# OBJECTIVE:
Sort through the entries below and pull out lines containing the word "découverte".

Collected data:
============================================================

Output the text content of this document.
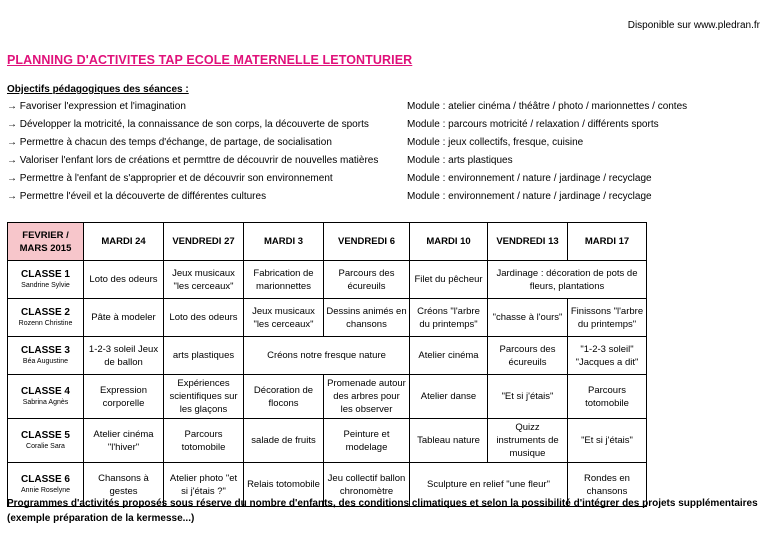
Disponible sur www.pledran.fr
PLANNING D'ACTIVITES TAP ECOLE MATERNELLE LETONTURIER
Objectifs pédagogiques des séances :
→ Favoriser l'expression et l'imagination	Module : atelier cinéma / théâtre / photo / marionnettes / contes
→ Développer la motricité, la connaissance de son corps, la découverte de sports	Module : parcours motricité / relaxation / différents sports
→ Permettre à chacun des temps d'échange, de partage, de socialisation	Module : jeux collectifs, fresque, cuisine
→ Valoriser l'enfant lors de créations et permttre de découvrir de nouvelles matières	Module : arts plastiques
→ Permettre à l'enfant de s'approprier et de découvrir son environnement	Module : environnement / nature / jardinage / recyclage
→ Permettre l'éveil et la découverte de différentes cultures	Module : environnement / nature / jardinage / recyclage
FEVRIER / MARS 2015	MARDI 24	VENDREDI 27	MARDI 3	VENDREDI 6	MARDI 10	VENDREDI 13	MARDI 17

CLASSE 1
Sandrine Sylvie	Loto des odeurs	Jeux musicaux "les cerceaux"	Fabrication de marionnettes	Parcours des écureuils	Filet du pêcheur	Jardinage : décoration de pots de fleurs, plantations	

CLASSE 2
Rozenn Christine	Pâte à modeler	Loto des odeurs	Jeux musicaux "les cerceaux"	Dessins animés en chansons	Créons "l'arbre du printemps"	"chasse à l'ours"	Finissons "l'arbre du printemps"

CLASSE 3
Béa Augustine	1-2-3 soleil Jeux de ballon	arts plastiques	Créons notre fresque nature		Atelier cinéma	Parcours des écureuils	"1-2-3 soleil" "Jacques a dit"

CLASSE 4
Sabrina Agnès	Expression corporelle	Expériences scientifiques sur les glaçons	Décoration de flocons	Promenade autour des arbres pour les observer	Atelier danse	"Et si j'étais"	Parcours totomobile

CLASSE 5
Coralie Sara	Atelier cinéma "l'hiver"	Parcours totomobile	salade de fruits	Peinture et modelage	Tableau nature	Quizz instruments de musique	"Et si j'étais"

CLASSE 6
Annie Roselyne	Chansons à gestes	Atelier photo "et si j'étais ?"	Relais totomobile	Jeu collectif ballon chronomètre	Sculpture en relief "une fleur"		Rondes en chansons
Programmes d'activités proposés sous réserve du nombre d'enfants, des conditions climatiques et selon la possibilité d'intégrer des projets supplémentaires (exemple préparation de la kermesse...)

============================================================

# RESPONSE TO THIS EXERCISE:
→ Développer la motricité, la connaissance de son corps, la découverte de sports	Module : parcours motricité / relaxation / différents sports
→ Permettre l'éveil et la découverte de différentes cultures	Module : environnement / nature / jardinage / recyclage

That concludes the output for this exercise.